Data >>
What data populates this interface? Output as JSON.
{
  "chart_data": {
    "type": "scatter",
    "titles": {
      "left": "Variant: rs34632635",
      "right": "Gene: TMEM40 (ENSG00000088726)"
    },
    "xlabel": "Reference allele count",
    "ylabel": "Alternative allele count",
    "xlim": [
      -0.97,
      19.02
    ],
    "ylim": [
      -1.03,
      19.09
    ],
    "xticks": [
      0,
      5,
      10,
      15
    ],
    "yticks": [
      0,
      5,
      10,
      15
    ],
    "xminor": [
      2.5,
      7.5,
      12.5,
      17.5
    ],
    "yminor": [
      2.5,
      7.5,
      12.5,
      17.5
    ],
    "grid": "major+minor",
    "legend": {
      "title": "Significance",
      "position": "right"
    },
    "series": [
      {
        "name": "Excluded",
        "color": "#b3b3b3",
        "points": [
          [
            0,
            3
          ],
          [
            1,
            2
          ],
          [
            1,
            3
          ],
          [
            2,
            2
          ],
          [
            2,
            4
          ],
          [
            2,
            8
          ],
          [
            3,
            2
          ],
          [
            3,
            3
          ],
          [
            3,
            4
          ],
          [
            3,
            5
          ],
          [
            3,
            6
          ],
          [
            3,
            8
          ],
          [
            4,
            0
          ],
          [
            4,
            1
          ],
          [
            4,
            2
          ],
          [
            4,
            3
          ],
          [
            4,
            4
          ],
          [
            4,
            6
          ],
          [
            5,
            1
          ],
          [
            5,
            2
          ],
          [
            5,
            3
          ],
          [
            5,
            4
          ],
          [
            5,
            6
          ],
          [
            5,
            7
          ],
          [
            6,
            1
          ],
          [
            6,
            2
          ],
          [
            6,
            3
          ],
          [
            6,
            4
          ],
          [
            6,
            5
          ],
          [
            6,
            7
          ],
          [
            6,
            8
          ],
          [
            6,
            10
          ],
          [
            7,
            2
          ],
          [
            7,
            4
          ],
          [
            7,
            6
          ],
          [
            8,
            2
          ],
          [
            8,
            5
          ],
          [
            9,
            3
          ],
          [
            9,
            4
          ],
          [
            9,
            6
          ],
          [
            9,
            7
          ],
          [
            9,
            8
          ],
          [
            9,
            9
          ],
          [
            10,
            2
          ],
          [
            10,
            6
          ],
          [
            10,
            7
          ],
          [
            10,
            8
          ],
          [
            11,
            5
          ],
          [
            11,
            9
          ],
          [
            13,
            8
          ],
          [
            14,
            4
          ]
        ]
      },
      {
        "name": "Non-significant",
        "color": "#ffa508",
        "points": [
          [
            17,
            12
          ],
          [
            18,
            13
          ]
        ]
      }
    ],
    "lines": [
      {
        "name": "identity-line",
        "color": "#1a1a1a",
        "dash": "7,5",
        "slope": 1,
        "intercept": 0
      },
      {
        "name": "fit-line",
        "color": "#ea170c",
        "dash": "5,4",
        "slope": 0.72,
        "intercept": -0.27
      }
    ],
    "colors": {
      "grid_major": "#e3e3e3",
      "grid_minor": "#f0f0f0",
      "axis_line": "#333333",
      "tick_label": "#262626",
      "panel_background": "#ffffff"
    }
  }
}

What to do >>
Identify and copy all lines with the word "right".

Full answer >>
      "right": "Gene: TMEM40 (ENSG00000088726)"
      "position": "right"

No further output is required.